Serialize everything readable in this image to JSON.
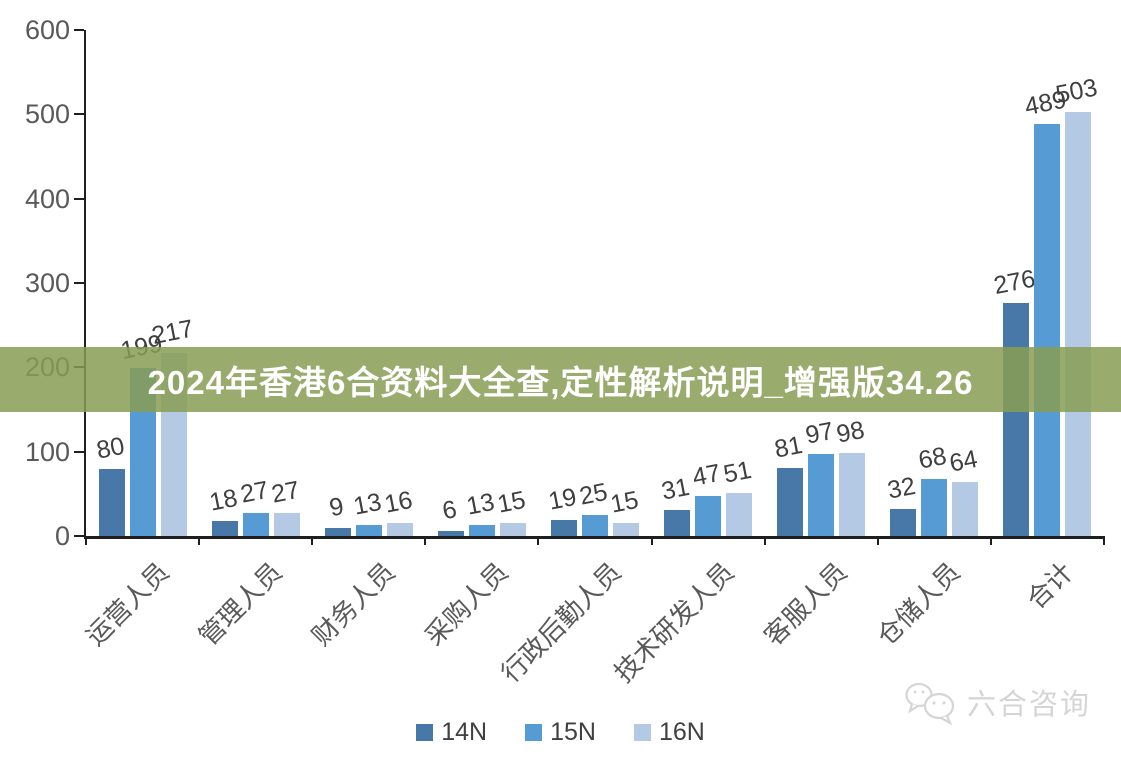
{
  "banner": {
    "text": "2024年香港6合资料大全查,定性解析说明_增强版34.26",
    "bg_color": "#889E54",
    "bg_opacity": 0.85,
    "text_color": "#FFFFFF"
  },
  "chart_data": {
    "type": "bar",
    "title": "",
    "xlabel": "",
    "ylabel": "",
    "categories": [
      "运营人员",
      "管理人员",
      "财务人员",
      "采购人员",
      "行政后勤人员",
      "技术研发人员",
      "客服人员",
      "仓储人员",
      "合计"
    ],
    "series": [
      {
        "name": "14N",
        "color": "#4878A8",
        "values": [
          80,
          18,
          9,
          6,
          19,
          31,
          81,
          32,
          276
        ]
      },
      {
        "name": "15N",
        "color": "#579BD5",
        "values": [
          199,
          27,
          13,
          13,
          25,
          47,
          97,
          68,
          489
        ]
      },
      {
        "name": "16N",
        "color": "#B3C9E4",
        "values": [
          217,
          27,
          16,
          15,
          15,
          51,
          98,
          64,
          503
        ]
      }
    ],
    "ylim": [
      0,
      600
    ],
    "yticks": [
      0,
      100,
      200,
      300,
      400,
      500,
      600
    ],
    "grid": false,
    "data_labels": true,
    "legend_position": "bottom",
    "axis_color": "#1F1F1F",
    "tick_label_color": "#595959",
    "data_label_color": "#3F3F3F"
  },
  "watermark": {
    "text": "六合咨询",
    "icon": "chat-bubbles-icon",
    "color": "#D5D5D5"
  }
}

PROMPT: Repeat each line of the records above exactly, but do not copy the pictures.

TASK OUTPUT:
Serialize everything readable in this image to JSON.
{
  "banner": {
    "text": "2024年香港6合资料大全查,定性解析说明_增强版34.26",
    "bg_color": "#889E54",
    "bg_opacity": 0.85,
    "text_color": "#FFFFFF"
  },
  "chart_data": {
    "type": "bar",
    "title": "",
    "xlabel": "",
    "ylabel": "",
    "categories": [
      "运营人员",
      "管理人员",
      "财务人员",
      "采购人员",
      "行政后勤人员",
      "技术研发人员",
      "客服人员",
      "仓储人员",
      "合计"
    ],
    "series": [
      {
        "name": "14N",
        "color": "#4878A8",
        "values": [
          80,
          18,
          9,
          6,
          19,
          31,
          81,
          32,
          276
        ]
      },
      {
        "name": "15N",
        "color": "#579BD5",
        "values": [
          199,
          27,
          13,
          13,
          25,
          47,
          97,
          68,
          489
        ]
      },
      {
        "name": "16N",
        "color": "#B3C9E4",
        "values": [
          217,
          27,
          16,
          15,
          15,
          51,
          98,
          64,
          503
        ]
      }
    ],
    "ylim": [
      0,
      600
    ],
    "yticks": [
      0,
      100,
      200,
      300,
      400,
      500,
      600
    ],
    "grid": false,
    "data_labels": true,
    "legend_position": "bottom",
    "axis_color": "#1F1F1F",
    "tick_label_color": "#595959",
    "data_label_color": "#3F3F3F"
  },
  "watermark": {
    "text": "六合咨询",
    "icon": "chat-bubbles-icon",
    "color": "#D5D5D5"
  }
}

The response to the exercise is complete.